* [Exercise prompt]
Copy out each line of the material in which the word "PowerShell" appears.

====== Input for this task ======

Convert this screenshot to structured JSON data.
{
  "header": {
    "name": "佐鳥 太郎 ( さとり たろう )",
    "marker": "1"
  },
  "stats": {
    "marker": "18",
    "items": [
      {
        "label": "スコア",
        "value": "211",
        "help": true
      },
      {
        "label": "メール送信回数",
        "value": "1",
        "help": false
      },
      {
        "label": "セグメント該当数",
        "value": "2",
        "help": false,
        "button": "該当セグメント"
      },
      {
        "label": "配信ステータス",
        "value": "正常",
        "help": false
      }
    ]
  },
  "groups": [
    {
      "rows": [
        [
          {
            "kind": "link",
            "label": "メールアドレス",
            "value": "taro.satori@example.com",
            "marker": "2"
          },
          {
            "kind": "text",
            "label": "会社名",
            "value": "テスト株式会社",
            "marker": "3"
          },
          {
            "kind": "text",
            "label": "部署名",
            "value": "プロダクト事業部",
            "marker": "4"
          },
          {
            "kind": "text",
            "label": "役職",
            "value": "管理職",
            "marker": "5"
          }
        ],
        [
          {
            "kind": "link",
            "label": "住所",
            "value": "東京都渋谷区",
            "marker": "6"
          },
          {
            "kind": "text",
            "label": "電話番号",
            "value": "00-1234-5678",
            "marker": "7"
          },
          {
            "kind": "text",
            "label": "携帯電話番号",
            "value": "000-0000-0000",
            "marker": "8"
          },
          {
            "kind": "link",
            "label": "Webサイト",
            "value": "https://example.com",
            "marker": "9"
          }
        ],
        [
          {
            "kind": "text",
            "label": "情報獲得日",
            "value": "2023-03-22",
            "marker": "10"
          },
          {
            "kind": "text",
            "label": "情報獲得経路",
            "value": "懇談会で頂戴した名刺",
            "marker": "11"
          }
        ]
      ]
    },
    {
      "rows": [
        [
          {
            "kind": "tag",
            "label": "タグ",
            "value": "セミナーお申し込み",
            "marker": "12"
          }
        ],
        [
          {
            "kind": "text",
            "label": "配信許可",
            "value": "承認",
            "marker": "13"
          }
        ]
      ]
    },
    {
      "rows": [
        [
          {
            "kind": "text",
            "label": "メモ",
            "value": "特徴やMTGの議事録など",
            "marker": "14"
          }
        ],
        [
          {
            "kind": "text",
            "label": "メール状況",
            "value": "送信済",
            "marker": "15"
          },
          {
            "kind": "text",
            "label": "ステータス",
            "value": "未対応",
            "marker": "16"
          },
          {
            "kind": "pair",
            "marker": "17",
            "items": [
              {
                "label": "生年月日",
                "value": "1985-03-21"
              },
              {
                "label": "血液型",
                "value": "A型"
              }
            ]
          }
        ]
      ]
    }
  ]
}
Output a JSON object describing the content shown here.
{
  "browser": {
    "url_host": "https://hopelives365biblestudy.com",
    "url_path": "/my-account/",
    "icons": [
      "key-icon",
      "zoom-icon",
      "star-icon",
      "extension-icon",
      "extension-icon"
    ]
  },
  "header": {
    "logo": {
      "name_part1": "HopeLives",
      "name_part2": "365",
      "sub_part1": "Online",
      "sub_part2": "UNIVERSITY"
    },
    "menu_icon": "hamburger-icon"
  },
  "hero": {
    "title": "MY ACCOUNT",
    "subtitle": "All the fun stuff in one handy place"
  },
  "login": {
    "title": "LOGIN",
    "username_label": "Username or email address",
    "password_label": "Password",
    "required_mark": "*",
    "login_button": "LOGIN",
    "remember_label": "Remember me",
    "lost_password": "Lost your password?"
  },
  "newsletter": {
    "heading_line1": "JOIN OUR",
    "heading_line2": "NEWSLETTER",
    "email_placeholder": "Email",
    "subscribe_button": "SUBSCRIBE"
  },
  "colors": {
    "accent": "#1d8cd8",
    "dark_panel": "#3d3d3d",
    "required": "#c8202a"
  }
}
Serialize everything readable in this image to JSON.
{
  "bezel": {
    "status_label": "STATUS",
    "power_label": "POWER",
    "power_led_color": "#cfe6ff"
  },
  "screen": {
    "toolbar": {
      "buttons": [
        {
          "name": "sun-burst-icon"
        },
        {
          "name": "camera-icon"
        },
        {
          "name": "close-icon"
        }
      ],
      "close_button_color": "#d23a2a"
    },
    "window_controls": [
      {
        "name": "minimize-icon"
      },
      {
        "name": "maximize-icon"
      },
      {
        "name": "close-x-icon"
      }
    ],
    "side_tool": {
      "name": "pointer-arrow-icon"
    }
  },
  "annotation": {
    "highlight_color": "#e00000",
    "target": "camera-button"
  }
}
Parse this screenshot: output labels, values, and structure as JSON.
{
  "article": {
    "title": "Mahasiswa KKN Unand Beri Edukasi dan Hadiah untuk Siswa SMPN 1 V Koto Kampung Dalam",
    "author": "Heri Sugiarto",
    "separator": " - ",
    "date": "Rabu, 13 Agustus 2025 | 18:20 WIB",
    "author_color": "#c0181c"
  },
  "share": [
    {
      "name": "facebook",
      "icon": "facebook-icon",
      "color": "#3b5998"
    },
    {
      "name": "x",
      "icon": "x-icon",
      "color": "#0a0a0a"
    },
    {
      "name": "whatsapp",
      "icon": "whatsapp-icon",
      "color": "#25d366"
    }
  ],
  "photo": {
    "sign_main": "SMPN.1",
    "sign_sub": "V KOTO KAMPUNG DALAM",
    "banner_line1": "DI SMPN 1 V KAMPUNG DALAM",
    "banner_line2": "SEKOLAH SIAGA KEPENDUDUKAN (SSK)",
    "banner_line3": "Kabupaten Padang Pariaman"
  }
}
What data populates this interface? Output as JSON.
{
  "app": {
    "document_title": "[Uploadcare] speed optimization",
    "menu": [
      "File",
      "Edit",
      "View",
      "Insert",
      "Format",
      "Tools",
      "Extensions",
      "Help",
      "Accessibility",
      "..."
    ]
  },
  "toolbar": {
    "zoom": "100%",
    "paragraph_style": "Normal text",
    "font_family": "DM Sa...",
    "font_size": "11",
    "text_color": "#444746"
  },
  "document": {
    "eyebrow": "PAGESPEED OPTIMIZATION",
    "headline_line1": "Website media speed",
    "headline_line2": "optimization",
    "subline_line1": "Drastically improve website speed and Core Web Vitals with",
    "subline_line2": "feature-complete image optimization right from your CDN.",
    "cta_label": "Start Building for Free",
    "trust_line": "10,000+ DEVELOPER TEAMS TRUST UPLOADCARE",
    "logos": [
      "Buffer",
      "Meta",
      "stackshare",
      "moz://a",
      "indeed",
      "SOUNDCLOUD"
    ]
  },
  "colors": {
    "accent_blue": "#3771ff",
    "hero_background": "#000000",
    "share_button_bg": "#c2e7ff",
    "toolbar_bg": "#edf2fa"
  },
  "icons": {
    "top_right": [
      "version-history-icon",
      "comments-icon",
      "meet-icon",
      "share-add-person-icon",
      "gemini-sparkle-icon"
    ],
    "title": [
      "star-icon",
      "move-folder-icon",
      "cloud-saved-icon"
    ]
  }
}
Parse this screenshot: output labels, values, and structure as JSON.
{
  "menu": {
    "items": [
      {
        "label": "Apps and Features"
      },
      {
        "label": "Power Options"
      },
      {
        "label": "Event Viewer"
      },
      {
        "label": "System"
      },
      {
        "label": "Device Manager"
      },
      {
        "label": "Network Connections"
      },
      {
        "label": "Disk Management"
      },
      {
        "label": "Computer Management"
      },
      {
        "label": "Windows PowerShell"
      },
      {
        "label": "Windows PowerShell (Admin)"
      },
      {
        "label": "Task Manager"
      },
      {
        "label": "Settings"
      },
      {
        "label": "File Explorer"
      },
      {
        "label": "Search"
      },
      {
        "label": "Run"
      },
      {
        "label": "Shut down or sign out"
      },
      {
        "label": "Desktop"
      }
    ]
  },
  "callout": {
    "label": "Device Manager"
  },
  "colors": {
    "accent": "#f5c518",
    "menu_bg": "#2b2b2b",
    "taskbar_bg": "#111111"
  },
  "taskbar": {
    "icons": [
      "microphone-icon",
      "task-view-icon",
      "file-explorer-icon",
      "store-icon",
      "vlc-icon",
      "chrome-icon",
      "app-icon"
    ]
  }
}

======

* [Task answer]
        "label": "Windows PowerShell"
        "label": "Windows PowerShell (Admin)"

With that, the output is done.